[INSTRUCTIONS TO FOLLOW]
Below are the records; reproduce all of them exactly but without any images.

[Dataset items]

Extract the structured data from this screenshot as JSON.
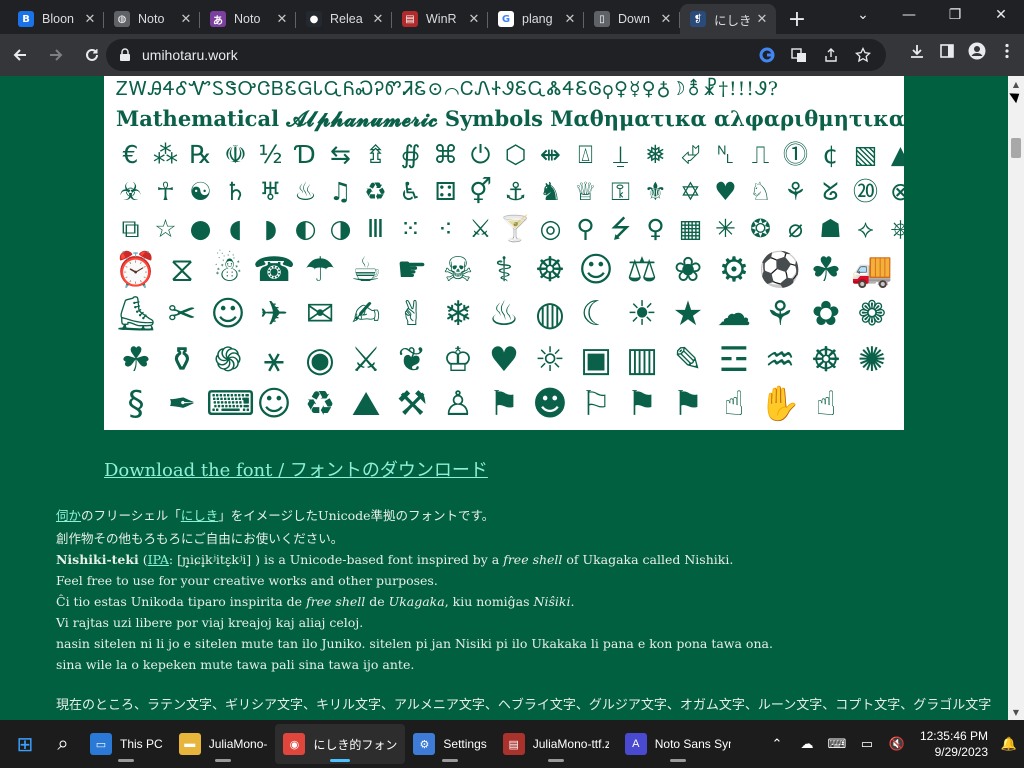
{
  "browser": {
    "tabs": [
      {
        "title": "Bloon",
        "favicon_text": "B",
        "favicon_color": "#1a73e8",
        "active": false
      },
      {
        "title": "Noto",
        "favicon_text": "◍",
        "favicon_color": "#5f6368",
        "active": false
      },
      {
        "title": "Noto",
        "favicon_text": "あ",
        "favicon_color": "#7b3fa0",
        "active": false
      },
      {
        "title": "Relea",
        "favicon_text": "●",
        "favicon_color": "#24292f",
        "active": false
      },
      {
        "title": "WinR",
        "favicon_text": "▤",
        "favicon_color": "#b02b2b",
        "active": false
      },
      {
        "title": "plang",
        "favicon_text": "G",
        "favicon_color": "#ffffff",
        "active": false
      },
      {
        "title": "Down",
        "favicon_text": "▯",
        "favicon_color": "#5f6368",
        "active": false
      },
      {
        "title": "にしき",
        "favicon_text": "❡",
        "favicon_color": "#2a4a7a",
        "active": true
      }
    ],
    "new_tab": "+",
    "address": "umihotaru.work",
    "controls": {
      "minimize": "—",
      "maximize": "❐",
      "close": "✕",
      "tab_search": "⌄"
    }
  },
  "page": {
    "font_preview": {
      "line1": "ᏃᎳᎯᏎᎴᏉᏚᏕᎤᏣᏴᏋᏀᏓᏩᏲᏍᎮᏛᏘᏋ⊙⌒ᏟᏁᏐᏭᏋᏩᏜᏎᏋᎶ⚲♀☿♀♁☽⚨☧†!!!Ꮽ?",
      "line2": "Mathematical 𝓐𝓵𝓹𝓱𝓪𝓷𝓾𝓶𝓮𝓻𝓲𝓬 Symbols Μαθηματικα αλφαριθμητικα",
      "rows": [
        [
          "€",
          "⁂",
          "℞",
          "☫",
          "½",
          "Ɗ",
          "⇆",
          "⇯",
          "∯",
          "⌘",
          "⏻",
          "⬡",
          "⇼",
          "⍍",
          "⍊",
          "❅",
          "⮰",
          "␤",
          "⎍",
          "⓵",
          "¢",
          "▧",
          "▲",
          "◷",
          "§",
          "☈",
          "☑",
          "♣"
        ],
        [
          "☣",
          "☥",
          "☯",
          "♄",
          "♅",
          "♨",
          "♫",
          "♻",
          "♿",
          "⚃",
          "⚥",
          "⚓",
          "♞",
          "♕",
          "⚿",
          "⚜",
          "✡",
          "♥",
          "♘",
          "⚘",
          "ᘜ",
          "⑳",
          "⊗",
          "☰",
          "◆",
          "⫶"
        ],
        [
          "⧉",
          "☆",
          "●",
          "◖",
          "◗",
          "◐",
          "◑",
          "Ⅲ",
          "⁙",
          "⁖",
          "⚔",
          "🍸",
          "◎",
          "⚲",
          "⭍",
          "♀",
          "▦",
          "✳",
          "❂",
          "⌀",
          "☗",
          "⟡",
          "⎈",
          "🆘"
        ],
        [
          "⏰",
          "⧖",
          "☃",
          "☎",
          "☂",
          "☕",
          "☛",
          "☠",
          "⚕",
          "☸",
          "☺",
          "⚖",
          "❀",
          "⚙",
          "⚽",
          "☘",
          "🚚"
        ],
        [
          "⛸",
          "✂",
          "☺",
          "✈",
          "✉",
          "✍",
          "✌",
          "❄",
          "♨",
          "◍",
          "☾",
          "☀",
          "★",
          "☁",
          "⚘",
          "✿",
          "❁"
        ],
        [
          "☘",
          "⚱",
          "֍",
          "⚹",
          "◉",
          "⚔",
          "❦",
          "♔",
          "♥",
          "☼",
          "▣",
          "▥",
          "✎",
          "☲",
          "♒",
          "☸",
          "✺"
        ],
        [
          "§",
          "✒",
          "⌨",
          "☺",
          "♻",
          "⛰",
          "⚒",
          "♙",
          "⚑",
          "☻",
          "⚐",
          "⚑",
          "⚑",
          "☝",
          "✋",
          "☝"
        ]
      ]
    },
    "download_link": "Download the font / フォントのダウンロード",
    "p1_link": "伺か",
    "p1_mid": "のフリーシェル「",
    "p1_link2": "にしき",
    "p1_end": "」をイメージしたUnicode準拠のフォントです。",
    "p2": "創作物その他もろもろにご自由にお使いください。",
    "p3_bold": "Nishiki-teki",
    "p3_paren_open": " (",
    "p3_link": "IPA",
    "p3_ipa": ": [ɲ̟iɕi̥kʲitɛ̞kʲi] ) is a Unicode-based font inspired by a ",
    "p3_em": "free shell",
    "p3_end": " of Ukagaka called Nishiki.",
    "p4": "Feel free to use for your creative works and other purposes.",
    "p5_a": "Ĉi tio estas Unikoda tiparo inspirita de ",
    "p5_em1": "free shell",
    "p5_b": " de ",
    "p5_em2": "Ukagaka",
    "p5_c": ", kiu nomiĝas ",
    "p5_em3": "Niŝiki",
    "p5_d": ".",
    "p6": "Vi rajtas uzi libere por viaj kreajoj kaj aliaj celoj.",
    "p7": "nasin sitelen ni li jo e sitelen mute tan ilo Juniko. sitelen pi jan Nisiki pi ilo Ukakaka li pana e kon pona tawa ona.",
    "p8": "sina wile la o kepeken mute tawa pali sina tawa ijo ante.",
    "p9": "現在のところ、ラテン文字、ギリシア文字、キリル文字、アルメニア文字、ヘブライ文字、グルジア文字、オガム文字、ルーン文字、コプト文字、グラゴル文字"
  },
  "taskbar": {
    "items": [
      {
        "label": "",
        "icon": "start-icon",
        "glyph": "⊞",
        "color": "#3aa0ff"
      },
      {
        "label": "",
        "icon": "search-icon",
        "glyph": "⌕",
        "color": "transparent"
      },
      {
        "label": "This PC",
        "icon": "computer-icon",
        "glyph": "▭",
        "color": "#2b79d6"
      },
      {
        "label": "JuliaMono-",
        "icon": "folder-icon",
        "glyph": "▬",
        "color": "#e7b53c"
      },
      {
        "label": "にしき的フォント -",
        "icon": "chrome-icon",
        "glyph": "◉",
        "color": "#e0463c",
        "active": true
      },
      {
        "label": "Settings",
        "icon": "gear-icon",
        "glyph": "⚙",
        "color": "#3d7bd6"
      },
      {
        "label": "JuliaMono-ttf.zi",
        "icon": "winrar-icon",
        "glyph": "▤",
        "color": "#a9332c"
      },
      {
        "label": "Noto Sans Sym",
        "icon": "font-icon",
        "glyph": "A",
        "color": "#4a4ad0"
      }
    ],
    "time": "12:35:46 PM",
    "date": "9/29/2023"
  }
}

[RESPONSE]
Extract the structured data from this screenshot as JSON.
{
  "browser": {
    "tabs": [
      {
        "title": "Bloon",
        "favicon_text": "B",
        "favicon_color": "#1a73e8",
        "active": false
      },
      {
        "title": "Noto",
        "favicon_text": "◍",
        "favicon_color": "#5f6368",
        "active": false
      },
      {
        "title": "Noto",
        "favicon_text": "あ",
        "favicon_color": "#7b3fa0",
        "active": false
      },
      {
        "title": "Relea",
        "favicon_text": "●",
        "favicon_color": "#24292f",
        "active": false
      },
      {
        "title": "WinR",
        "favicon_text": "▤",
        "favicon_color": "#b02b2b",
        "active": false
      },
      {
        "title": "plang",
        "favicon_text": "G",
        "favicon_color": "#ffffff",
        "active": false
      },
      {
        "title": "Down",
        "favicon_text": "▯",
        "favicon_color": "#5f6368",
        "active": false
      },
      {
        "title": "にしき",
        "favicon_text": "❡",
        "favicon_color": "#2a4a7a",
        "active": true
      }
    ],
    "new_tab": "+",
    "address": "umihotaru.work",
    "controls": {
      "minimize": "—",
      "maximize": "❐",
      "close": "✕",
      "tab_search": "⌄"
    }
  },
  "page": {
    "font_preview": {
      "line1": "ᏃᎳᎯᏎᎴᏉᏚᏕᎤᏣᏴᏋᏀᏓᏩᏲᏍᎮᏛᏘᏋ⊙⌒ᏟᏁᏐᏭᏋᏩᏜᏎᏋᎶ⚲♀☿♀♁☽⚨☧†!!!Ꮽ?",
      "line2": "Mathematical 𝓐𝓵𝓹𝓱𝓪𝓷𝓾𝓶𝓮𝓻𝓲𝓬 Symbols Μαθηματικα αλφαριθμητικα",
      "rows": [
        [
          "€",
          "⁂",
          "℞",
          "☫",
          "½",
          "Ɗ",
          "⇆",
          "⇯",
          "∯",
          "⌘",
          "⏻",
          "⬡",
          "⇼",
          "⍍",
          "⍊",
          "❅",
          "⮰",
          "␤",
          "⎍",
          "⓵",
          "¢",
          "▧",
          "▲",
          "◷",
          "§",
          "☈",
          "☑",
          "♣"
        ],
        [
          "☣",
          "☥",
          "☯",
          "♄",
          "♅",
          "♨",
          "♫",
          "♻",
          "♿",
          "⚃",
          "⚥",
          "⚓",
          "♞",
          "♕",
          "⚿",
          "⚜",
          "✡",
          "♥",
          "♘",
          "⚘",
          "ᘜ",
          "⑳",
          "⊗",
          "☰",
          "◆",
          "⫶"
        ],
        [
          "⧉",
          "☆",
          "●",
          "◖",
          "◗",
          "◐",
          "◑",
          "Ⅲ",
          "⁙",
          "⁖",
          "⚔",
          "🍸",
          "◎",
          "⚲",
          "⭍",
          "♀",
          "▦",
          "✳",
          "❂",
          "⌀",
          "☗",
          "⟡",
          "⎈",
          "🆘"
        ],
        [
          "⏰",
          "⧖",
          "☃",
          "☎",
          "☂",
          "☕",
          "☛",
          "☠",
          "⚕",
          "☸",
          "☺",
          "⚖",
          "❀",
          "⚙",
          "⚽",
          "☘",
          "🚚"
        ],
        [
          "⛸",
          "✂",
          "☺",
          "✈",
          "✉",
          "✍",
          "✌",
          "❄",
          "♨",
          "◍",
          "☾",
          "☀",
          "★",
          "☁",
          "⚘",
          "✿",
          "❁"
        ],
        [
          "☘",
          "⚱",
          "֍",
          "⚹",
          "◉",
          "⚔",
          "❦",
          "♔",
          "♥",
          "☼",
          "▣",
          "▥",
          "✎",
          "☲",
          "♒",
          "☸",
          "✺"
        ],
        [
          "§",
          "✒",
          "⌨",
          "☺",
          "♻",
          "⛰",
          "⚒",
          "♙",
          "⚑",
          "☻",
          "⚐",
          "⚑",
          "⚑",
          "☝",
          "✋",
          "☝"
        ]
      ]
    },
    "download_link": "Download the font / フォントのダウンロード",
    "p1_link": "伺か",
    "p1_mid": "のフリーシェル「",
    "p1_link2": "にしき",
    "p1_end": "」をイメージしたUnicode準拠のフォントです。",
    "p2": "創作物その他もろもろにご自由にお使いください。",
    "p3_bold": "Nishiki-teki",
    "p3_paren_open": " (",
    "p3_link": "IPA",
    "p3_ipa": ": [ɲ̟iɕi̥kʲitɛ̞kʲi] ) is a Unicode-based font inspired by a ",
    "p3_em": "free shell",
    "p3_end": " of Ukagaka called Nishiki.",
    "p4": "Feel free to use for your creative works and other purposes.",
    "p5_a": "Ĉi tio estas Unikoda tiparo inspirita de ",
    "p5_em1": "free shell",
    "p5_b": " de ",
    "p5_em2": "Ukagaka",
    "p5_c": ", kiu nomiĝas ",
    "p5_em3": "Niŝiki",
    "p5_d": ".",
    "p6": "Vi rajtas uzi libere por viaj kreajoj kaj aliaj celoj.",
    "p7": "nasin sitelen ni li jo e sitelen mute tan ilo Juniko. sitelen pi jan Nisiki pi ilo Ukakaka li pana e kon pona tawa ona.",
    "p8": "sina wile la o kepeken mute tawa pali sina tawa ijo ante.",
    "p9": "現在のところ、ラテン文字、ギリシア文字、キリル文字、アルメニア文字、ヘブライ文字、グルジア文字、オガム文字、ルーン文字、コプト文字、グラゴル文字"
  },
  "taskbar": {
    "items": [
      {
        "label": "",
        "icon": "start-icon",
        "glyph": "⊞",
        "color": "#3aa0ff"
      },
      {
        "label": "",
        "icon": "search-icon",
        "glyph": "⌕",
        "color": "transparent"
      },
      {
        "label": "This PC",
        "icon": "computer-icon",
        "glyph": "▭",
        "color": "#2b79d6"
      },
      {
        "label": "JuliaMono-",
        "icon": "folder-icon",
        "glyph": "▬",
        "color": "#e7b53c"
      },
      {
        "label": "にしき的フォント -",
        "icon": "chrome-icon",
        "glyph": "◉",
        "color": "#e0463c",
        "active": true
      },
      {
        "label": "Settings",
        "icon": "gear-icon",
        "glyph": "⚙",
        "color": "#3d7bd6"
      },
      {
        "label": "JuliaMono-ttf.zi",
        "icon": "winrar-icon",
        "glyph": "▤",
        "color": "#a9332c"
      },
      {
        "label": "Noto Sans Sym",
        "icon": "font-icon",
        "glyph": "A",
        "color": "#4a4ad0"
      }
    ],
    "time": "12:35:46 PM",
    "date": "9/29/2023"
  }
}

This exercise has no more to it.